***** SUPPLIED MATERIAL *****

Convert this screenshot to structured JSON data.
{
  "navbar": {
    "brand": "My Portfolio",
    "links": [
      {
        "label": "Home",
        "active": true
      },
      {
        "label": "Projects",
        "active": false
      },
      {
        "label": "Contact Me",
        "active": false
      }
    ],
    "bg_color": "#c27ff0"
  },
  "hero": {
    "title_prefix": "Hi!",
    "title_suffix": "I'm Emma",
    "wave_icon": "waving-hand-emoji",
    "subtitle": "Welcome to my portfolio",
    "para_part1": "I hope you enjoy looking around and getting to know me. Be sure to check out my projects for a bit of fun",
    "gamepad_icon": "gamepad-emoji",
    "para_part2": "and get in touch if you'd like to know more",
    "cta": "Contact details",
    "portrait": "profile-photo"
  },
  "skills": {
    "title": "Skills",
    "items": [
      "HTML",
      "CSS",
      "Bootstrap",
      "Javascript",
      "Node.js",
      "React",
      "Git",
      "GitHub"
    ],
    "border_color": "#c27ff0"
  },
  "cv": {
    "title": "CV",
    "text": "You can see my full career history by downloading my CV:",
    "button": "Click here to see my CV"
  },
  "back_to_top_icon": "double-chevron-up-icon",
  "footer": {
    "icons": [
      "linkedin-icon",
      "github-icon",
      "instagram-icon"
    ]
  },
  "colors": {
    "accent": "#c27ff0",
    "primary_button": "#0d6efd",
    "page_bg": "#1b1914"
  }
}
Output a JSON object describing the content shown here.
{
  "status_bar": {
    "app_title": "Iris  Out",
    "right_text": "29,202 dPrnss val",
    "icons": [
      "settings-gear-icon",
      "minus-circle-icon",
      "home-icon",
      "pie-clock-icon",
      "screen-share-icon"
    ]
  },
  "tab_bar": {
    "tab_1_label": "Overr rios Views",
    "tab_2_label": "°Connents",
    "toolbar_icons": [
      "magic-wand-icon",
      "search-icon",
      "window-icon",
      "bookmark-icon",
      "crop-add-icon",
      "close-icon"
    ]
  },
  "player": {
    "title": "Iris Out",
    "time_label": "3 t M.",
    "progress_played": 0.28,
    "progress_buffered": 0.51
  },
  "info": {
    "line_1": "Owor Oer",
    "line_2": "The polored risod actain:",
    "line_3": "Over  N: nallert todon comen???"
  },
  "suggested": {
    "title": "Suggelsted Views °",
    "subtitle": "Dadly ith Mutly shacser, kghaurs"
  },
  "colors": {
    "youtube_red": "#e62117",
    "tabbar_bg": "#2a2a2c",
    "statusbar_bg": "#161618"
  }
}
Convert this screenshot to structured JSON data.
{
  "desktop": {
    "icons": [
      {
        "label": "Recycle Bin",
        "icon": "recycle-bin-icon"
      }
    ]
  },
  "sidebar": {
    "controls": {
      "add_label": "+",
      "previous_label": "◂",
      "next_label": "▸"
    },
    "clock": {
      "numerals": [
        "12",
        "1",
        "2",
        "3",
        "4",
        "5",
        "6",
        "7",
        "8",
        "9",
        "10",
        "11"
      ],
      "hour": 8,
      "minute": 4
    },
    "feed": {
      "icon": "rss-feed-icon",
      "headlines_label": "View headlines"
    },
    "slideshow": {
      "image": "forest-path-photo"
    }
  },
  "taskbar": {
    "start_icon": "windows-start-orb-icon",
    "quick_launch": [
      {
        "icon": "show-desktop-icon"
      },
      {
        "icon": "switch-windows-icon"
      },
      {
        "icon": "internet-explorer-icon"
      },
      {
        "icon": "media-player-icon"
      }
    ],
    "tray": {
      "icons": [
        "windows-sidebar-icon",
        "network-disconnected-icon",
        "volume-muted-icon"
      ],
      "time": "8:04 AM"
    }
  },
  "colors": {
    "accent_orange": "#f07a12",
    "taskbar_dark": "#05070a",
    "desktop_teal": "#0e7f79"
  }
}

*****

YOUR OBJECTIVE: Select every line of the records holding the string "know".

SOLUTION:
    "para_part1": "I hope you enjoy looking around and getting to know me. Be sure to check out my projects for a bit of fun",
    "para_part2": "and get in touch if you'd like to know more",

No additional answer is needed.